INPUT DATA:
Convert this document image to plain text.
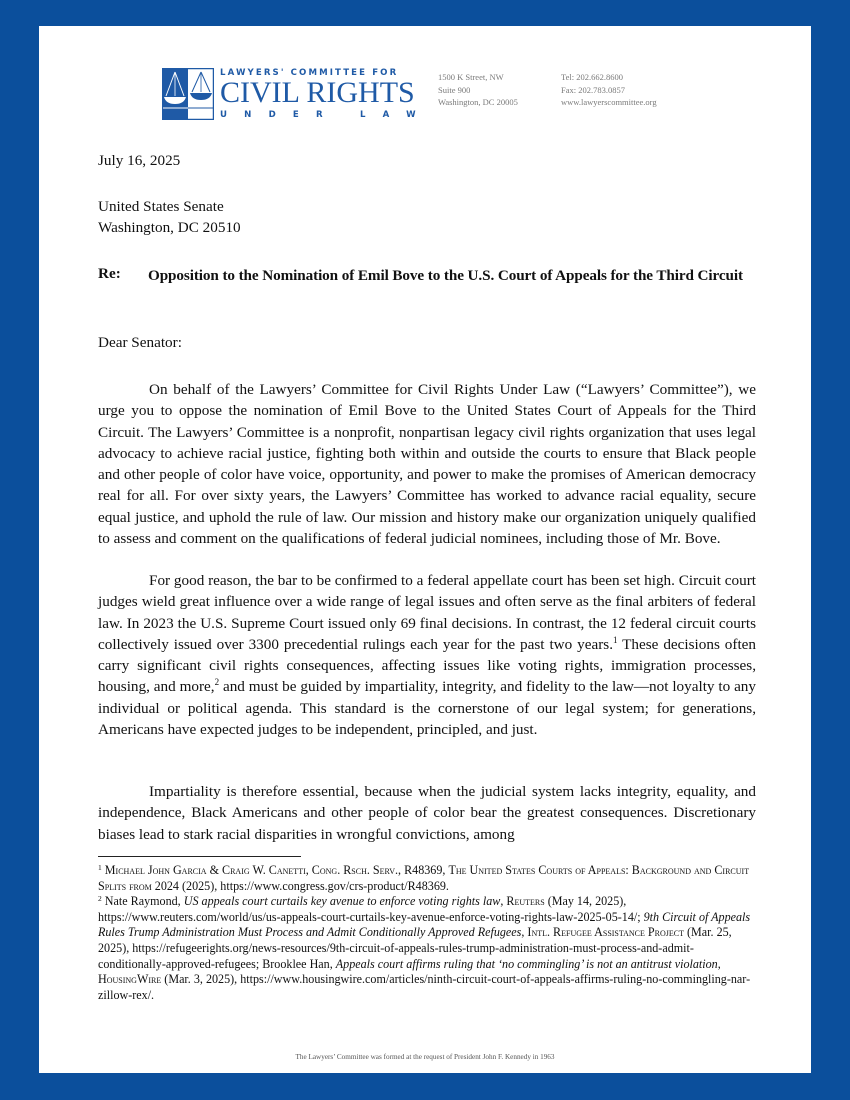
LAWYERS' COMMITTEE FOR
CIVIL RIGHTS
UNDER LAW
1500 K Street, NW
Suite 900
Washington, DC 20005
Tel: 202.662.8600
Fax: 202.783.0857
www.lawyerscommittee.org
July 16, 2025
United States Senate
Washington, DC 20510
Re: Opposition to the Nomination of Emil Bove to the U.S. Court of Appeals for the Third Circuit
Dear Senator:

On behalf of the Lawyers’ Committee for Civil Rights Under Law (“Lawyers’ Committee”), we urge you to oppose the nomination of Emil Bove to the United States Court of Appeals for the Third Circuit. The Lawyers’ Committee is a nonprofit, nonpartisan legacy civil rights organization that uses legal advocacy to achieve racial justice, fighting both within and outside the courts to ensure that Black people and other people of color have voice, opportunity, and power to make the promises of American democracy real for all. For over sixty years, the Lawyers’ Committee has worked to advance racial equality, secure equal justice, and uphold the rule of law. Our mission and history make our organization uniquely qualified to assess and comment on the qualifications of federal judicial nominees, including those of Mr. Bove.

For good reason, the bar to be confirmed to a federal appellate court has been set high. Circuit court judges wield great influence over a wide range of legal issues and often serve as the final arbiters of federal law. In 2023 the U.S. Supreme Court issued only 69 final decisions. In contrast, the 12 federal circuit courts collectively issued over 3300 precedential rulings each year for the past two years.$^1$ These decisions often carry significant civil rights consequences, affecting issues like voting rights, immigration processes, housing, and more,$^2$ and must be guided by impartiality, integrity, and fidelity to the law—not loyalty to any individual or political agenda. This standard is the cornerstone of our legal system; for generations, Americans have expected judges to be independent, principled, and just.

Impartiality is therefore essential, because when the judicial system lacks integrity, equality, and independence, Black Americans and other people of color bear the greatest consequences. Discretionary biases lead to stark racial disparities in wrongful convictions, among

$^1$ Michael John Garcia & Craig W. Canetti, Cong. Rsch. Serv., R48369, The United States Courts of Appeals: Background and Circuit Splits from 2024 (2025), https://www.congress.gov/crs-product/R48369.

$^2$ Nate Raymond, US appeals court curtails key avenue to enforce voting rights law, Reuters (May 14, 2025), https://www.reuters.com/world/us/us-appeals-court-curtails-key-avenue-enforce-voting-rights-law-2025-05-14/; 9th Circuit of Appeals Rules Trump Administration Must Process and Admit Conditionally Approved Refugees, Intl. Refugee Assistance Project (Mar. 25, 2025), https://refugeerights.org/news-resources/9th-circuit-of-appeals-rules-trump-administration-must-process-and-admit-conditionally-approved-refugees; Brooklee Han, Appeals court affirms ruling that ‘no commingling’ is not an antitrust violation, HousingWire (Mar. 3, 2025), https://www.housingwire.com/articles/ninth-circuit-court-of-appeals-affirms-ruling-no-commingling-nar-zillow-rex/.

The Lawyers’ Committee was formed at the request of President John F. Kennedy in 1963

WHAT IS ASKED: Every line that holds the string "Washington" should be returned.

IN RESPONSE:
Washington, DC 20005
Washington, DC 20510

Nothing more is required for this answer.